(Objective)
Return the lines below that carry the word "pièces".
Start Input rows
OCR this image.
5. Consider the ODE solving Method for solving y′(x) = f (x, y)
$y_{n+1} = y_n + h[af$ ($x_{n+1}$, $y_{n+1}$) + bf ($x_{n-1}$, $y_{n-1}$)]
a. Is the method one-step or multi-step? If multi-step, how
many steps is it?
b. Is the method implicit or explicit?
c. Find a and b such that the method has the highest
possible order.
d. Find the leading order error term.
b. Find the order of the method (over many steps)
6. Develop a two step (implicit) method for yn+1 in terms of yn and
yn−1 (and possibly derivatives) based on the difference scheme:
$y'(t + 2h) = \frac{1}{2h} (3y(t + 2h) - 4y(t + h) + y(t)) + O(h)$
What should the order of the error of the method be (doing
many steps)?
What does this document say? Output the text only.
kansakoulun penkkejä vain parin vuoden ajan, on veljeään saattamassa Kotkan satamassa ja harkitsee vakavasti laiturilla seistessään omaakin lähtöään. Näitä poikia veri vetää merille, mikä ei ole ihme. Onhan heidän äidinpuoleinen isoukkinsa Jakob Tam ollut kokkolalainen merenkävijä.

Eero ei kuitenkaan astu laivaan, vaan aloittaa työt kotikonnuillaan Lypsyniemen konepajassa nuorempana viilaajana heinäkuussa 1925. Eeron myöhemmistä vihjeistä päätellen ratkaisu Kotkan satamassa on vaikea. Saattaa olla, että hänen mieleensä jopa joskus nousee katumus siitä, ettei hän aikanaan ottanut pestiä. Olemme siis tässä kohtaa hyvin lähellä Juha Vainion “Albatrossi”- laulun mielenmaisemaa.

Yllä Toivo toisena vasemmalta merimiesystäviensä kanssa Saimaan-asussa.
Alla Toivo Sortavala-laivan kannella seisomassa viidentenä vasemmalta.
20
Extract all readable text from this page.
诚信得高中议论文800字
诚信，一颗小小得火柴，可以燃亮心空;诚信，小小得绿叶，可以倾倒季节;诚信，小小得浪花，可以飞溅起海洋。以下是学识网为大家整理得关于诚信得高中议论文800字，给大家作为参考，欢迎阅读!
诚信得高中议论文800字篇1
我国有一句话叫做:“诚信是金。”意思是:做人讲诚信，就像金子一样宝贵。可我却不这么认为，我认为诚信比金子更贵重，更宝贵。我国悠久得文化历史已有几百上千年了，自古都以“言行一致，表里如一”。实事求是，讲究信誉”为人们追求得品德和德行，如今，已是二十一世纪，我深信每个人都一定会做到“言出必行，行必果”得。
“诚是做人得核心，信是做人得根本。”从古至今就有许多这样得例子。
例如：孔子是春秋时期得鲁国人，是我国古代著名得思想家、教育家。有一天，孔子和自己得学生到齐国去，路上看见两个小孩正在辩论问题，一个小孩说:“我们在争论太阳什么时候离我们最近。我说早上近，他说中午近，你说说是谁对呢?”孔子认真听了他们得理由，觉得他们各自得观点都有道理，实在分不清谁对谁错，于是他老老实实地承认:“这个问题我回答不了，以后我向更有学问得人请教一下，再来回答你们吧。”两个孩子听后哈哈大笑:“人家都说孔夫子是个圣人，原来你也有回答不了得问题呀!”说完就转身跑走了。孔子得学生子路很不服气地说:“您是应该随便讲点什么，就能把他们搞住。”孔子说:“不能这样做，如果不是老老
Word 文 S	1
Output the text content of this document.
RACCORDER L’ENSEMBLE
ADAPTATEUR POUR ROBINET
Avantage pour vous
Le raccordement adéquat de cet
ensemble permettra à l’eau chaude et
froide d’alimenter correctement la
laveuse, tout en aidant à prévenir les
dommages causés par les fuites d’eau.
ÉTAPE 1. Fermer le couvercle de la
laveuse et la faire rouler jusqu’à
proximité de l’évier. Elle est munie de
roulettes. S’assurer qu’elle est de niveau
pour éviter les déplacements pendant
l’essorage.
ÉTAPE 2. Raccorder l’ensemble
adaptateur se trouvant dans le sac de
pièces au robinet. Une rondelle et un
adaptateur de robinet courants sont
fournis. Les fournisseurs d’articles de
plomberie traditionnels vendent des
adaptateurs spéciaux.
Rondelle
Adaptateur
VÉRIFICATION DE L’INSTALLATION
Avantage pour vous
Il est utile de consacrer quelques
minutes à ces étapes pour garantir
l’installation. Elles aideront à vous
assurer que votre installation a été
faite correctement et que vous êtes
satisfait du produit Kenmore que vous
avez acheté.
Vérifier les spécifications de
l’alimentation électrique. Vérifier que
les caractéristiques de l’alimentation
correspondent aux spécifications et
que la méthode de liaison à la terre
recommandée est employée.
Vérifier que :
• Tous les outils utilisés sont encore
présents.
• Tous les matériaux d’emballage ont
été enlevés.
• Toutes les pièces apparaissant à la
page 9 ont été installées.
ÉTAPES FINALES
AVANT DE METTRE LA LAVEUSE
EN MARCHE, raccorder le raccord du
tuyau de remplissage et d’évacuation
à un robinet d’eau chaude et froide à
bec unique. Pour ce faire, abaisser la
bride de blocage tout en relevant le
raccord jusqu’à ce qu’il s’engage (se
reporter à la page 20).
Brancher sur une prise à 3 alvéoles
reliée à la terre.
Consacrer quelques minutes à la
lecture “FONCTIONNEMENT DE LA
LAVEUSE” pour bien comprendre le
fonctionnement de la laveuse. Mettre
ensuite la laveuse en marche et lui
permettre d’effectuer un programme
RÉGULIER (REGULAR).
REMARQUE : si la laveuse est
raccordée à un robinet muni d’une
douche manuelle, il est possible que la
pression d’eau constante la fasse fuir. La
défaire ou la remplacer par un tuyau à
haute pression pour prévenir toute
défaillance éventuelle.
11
End Input rows
(Exercise solution)
pièces au robinet. Une rondelle et un
• Toutes les pièces apparaissant à la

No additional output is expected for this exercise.